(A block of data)
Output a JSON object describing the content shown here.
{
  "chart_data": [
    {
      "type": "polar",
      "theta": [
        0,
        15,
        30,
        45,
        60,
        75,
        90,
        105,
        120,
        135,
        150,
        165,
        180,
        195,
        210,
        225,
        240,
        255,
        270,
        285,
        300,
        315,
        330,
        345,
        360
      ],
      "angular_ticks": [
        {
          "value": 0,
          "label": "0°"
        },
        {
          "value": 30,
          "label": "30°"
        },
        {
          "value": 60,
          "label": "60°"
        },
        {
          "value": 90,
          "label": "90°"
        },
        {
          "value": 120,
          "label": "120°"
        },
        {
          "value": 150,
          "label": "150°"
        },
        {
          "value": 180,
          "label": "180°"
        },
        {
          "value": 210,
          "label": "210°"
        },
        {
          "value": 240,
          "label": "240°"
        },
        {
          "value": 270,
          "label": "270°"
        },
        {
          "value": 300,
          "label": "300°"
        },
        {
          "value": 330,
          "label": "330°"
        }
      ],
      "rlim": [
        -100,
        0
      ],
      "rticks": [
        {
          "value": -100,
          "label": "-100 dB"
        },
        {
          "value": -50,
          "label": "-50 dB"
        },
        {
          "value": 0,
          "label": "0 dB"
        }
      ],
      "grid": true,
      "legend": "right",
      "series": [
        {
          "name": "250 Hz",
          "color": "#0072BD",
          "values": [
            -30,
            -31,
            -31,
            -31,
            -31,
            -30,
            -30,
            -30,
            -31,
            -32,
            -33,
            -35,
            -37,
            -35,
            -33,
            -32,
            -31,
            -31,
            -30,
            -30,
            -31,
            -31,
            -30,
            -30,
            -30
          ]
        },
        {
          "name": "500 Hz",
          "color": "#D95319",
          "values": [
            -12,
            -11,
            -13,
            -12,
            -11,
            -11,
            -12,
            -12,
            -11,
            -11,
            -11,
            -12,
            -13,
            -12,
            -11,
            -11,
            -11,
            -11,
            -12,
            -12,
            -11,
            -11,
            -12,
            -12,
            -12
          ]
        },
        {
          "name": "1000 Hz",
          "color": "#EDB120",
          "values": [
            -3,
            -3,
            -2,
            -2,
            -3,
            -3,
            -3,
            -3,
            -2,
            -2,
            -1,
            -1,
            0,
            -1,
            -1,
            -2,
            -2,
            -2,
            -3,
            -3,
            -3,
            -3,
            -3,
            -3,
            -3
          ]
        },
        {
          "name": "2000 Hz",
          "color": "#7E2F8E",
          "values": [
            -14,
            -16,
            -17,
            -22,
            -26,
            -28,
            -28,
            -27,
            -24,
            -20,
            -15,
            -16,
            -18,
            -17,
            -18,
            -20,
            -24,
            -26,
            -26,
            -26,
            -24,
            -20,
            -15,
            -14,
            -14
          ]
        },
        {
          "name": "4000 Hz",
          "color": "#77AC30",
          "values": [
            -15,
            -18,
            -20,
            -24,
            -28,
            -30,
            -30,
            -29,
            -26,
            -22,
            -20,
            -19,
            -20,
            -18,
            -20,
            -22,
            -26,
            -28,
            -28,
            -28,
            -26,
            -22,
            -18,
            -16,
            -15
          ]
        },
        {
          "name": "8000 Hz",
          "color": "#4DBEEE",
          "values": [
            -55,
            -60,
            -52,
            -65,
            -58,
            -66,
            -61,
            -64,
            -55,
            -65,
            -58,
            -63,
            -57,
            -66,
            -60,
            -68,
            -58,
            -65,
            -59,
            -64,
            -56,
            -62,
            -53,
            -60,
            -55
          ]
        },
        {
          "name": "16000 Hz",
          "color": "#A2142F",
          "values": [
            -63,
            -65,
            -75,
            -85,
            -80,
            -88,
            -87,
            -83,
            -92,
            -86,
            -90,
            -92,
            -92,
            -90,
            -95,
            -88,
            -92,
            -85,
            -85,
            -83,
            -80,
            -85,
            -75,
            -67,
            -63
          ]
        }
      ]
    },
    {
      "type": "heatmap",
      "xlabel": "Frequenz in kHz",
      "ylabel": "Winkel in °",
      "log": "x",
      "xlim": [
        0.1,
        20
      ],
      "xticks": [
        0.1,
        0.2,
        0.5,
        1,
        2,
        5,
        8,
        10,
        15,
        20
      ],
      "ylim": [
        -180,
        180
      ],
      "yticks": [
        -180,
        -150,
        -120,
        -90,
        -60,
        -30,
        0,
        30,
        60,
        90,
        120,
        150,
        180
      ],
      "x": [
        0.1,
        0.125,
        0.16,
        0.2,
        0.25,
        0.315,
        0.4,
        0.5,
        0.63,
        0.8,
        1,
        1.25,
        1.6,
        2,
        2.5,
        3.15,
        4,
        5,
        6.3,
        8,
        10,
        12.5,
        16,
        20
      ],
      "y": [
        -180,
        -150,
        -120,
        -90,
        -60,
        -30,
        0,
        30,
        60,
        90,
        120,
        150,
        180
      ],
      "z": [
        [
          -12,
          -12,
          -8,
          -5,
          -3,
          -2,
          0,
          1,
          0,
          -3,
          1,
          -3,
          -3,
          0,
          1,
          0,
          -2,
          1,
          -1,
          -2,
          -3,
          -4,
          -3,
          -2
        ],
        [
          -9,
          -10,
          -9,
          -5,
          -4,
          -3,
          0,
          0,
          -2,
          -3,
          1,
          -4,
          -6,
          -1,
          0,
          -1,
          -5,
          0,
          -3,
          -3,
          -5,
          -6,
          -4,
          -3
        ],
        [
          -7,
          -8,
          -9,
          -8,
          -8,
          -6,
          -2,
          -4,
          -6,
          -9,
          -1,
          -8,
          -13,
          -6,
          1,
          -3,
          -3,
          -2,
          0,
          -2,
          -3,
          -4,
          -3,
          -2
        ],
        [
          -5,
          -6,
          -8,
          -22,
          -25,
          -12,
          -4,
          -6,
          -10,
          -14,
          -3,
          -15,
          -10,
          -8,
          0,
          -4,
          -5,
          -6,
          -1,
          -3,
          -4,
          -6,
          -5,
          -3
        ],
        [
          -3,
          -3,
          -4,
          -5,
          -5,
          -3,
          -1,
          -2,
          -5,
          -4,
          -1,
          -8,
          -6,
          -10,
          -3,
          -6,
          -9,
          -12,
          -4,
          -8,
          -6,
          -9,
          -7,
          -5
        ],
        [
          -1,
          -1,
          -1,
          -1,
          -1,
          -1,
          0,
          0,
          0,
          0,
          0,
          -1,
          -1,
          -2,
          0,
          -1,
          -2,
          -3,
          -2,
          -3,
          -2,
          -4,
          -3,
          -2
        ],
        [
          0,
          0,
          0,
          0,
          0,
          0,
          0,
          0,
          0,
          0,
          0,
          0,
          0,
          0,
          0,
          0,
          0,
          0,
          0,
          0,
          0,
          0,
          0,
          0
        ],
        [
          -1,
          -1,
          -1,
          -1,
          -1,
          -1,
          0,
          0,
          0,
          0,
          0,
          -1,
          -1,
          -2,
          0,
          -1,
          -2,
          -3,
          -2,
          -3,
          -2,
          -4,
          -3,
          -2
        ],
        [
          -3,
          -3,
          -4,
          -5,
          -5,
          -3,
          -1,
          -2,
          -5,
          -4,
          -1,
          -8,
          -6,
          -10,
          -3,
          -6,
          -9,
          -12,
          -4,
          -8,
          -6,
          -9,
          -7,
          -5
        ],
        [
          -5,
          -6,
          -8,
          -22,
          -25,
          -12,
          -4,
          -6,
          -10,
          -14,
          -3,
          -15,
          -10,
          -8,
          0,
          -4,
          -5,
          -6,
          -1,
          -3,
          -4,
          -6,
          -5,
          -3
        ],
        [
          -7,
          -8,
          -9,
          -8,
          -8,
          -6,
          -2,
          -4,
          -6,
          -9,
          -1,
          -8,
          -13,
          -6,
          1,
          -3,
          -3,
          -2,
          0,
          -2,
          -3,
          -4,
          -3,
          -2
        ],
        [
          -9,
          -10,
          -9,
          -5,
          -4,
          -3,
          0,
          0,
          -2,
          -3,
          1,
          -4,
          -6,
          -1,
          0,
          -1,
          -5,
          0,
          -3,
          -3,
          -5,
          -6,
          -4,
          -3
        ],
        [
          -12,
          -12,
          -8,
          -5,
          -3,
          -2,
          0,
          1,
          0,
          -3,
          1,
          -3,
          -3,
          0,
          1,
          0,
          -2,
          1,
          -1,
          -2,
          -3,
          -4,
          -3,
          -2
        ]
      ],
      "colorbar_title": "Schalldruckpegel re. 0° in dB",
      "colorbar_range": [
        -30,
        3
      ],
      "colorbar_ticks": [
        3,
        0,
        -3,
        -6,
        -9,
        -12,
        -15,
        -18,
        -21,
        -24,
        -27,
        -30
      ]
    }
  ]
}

### [REQUIREMENT]
Count the lines of the listing above that include the word "name" and state the total with nothing else.

### [SOLVED EXERCISE]
7